** begin **

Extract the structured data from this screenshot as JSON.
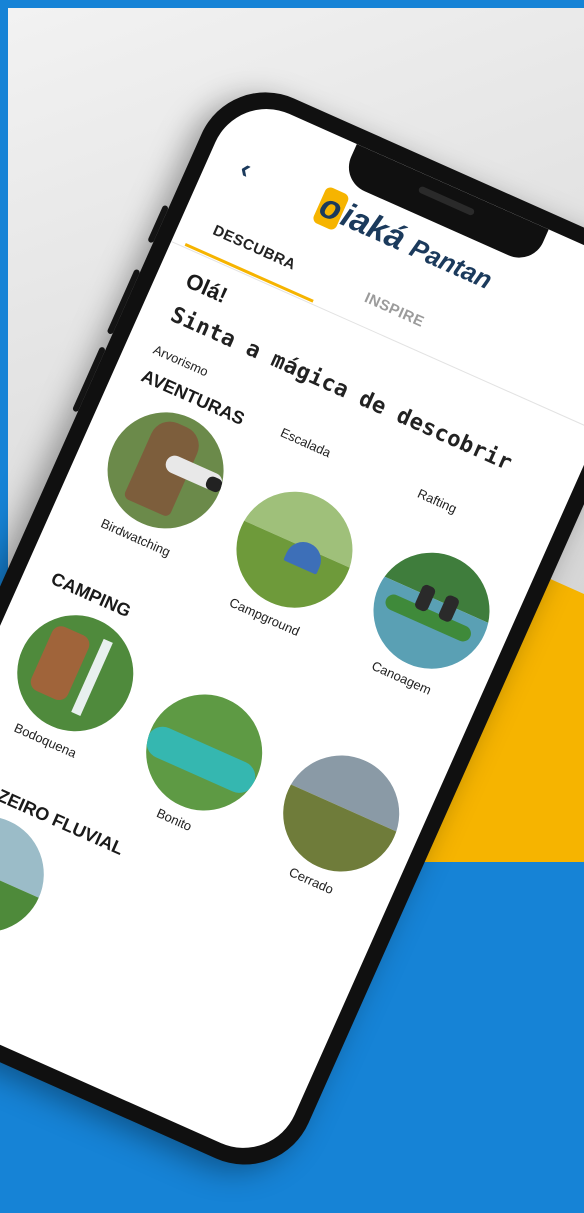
{
  "app": {
    "back_icon": "chevron-left-icon",
    "logo_mark": "o",
    "logo_text": "iaká",
    "logo_rest": "Pantan"
  },
  "tabs": [
    {
      "label": "DESCUBRA",
      "active": true
    },
    {
      "label": "INSPIRE",
      "active": false
    }
  ],
  "greeting": "Olá!",
  "tagline": "Sinta a mágica de descobrir",
  "sections": [
    {
      "title": "AVENTURAS",
      "preceding_labels": [
        "Arvorismo",
        "Escalada",
        "Rafting"
      ],
      "items": [
        {
          "label": "Birdwatching",
          "image": "photographer-with-telephoto-lens"
        },
        {
          "label": "Campground",
          "image": "tent-in-green-field"
        },
        {
          "label": "Canoagem",
          "image": "canoe-on-river"
        }
      ]
    },
    {
      "title": "CAMPING",
      "items": [
        {
          "label": "Bodoquena",
          "image": "waterfall-canyon"
        },
        {
          "label": "Bonito",
          "image": "aerial-turquoise-river"
        },
        {
          "label": "Cerrado",
          "image": "savanna-landscape"
        }
      ]
    },
    {
      "title": "CRUZEIRO FLUVIAL",
      "items": []
    }
  ],
  "colors": {
    "frame_blue": "#1683d6",
    "accent_yellow": "#f6b400",
    "brand_navy": "#1b3a5c"
  }
}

** end **

Determine the number of lines in the records that include the string "image", and respond with that number only.

6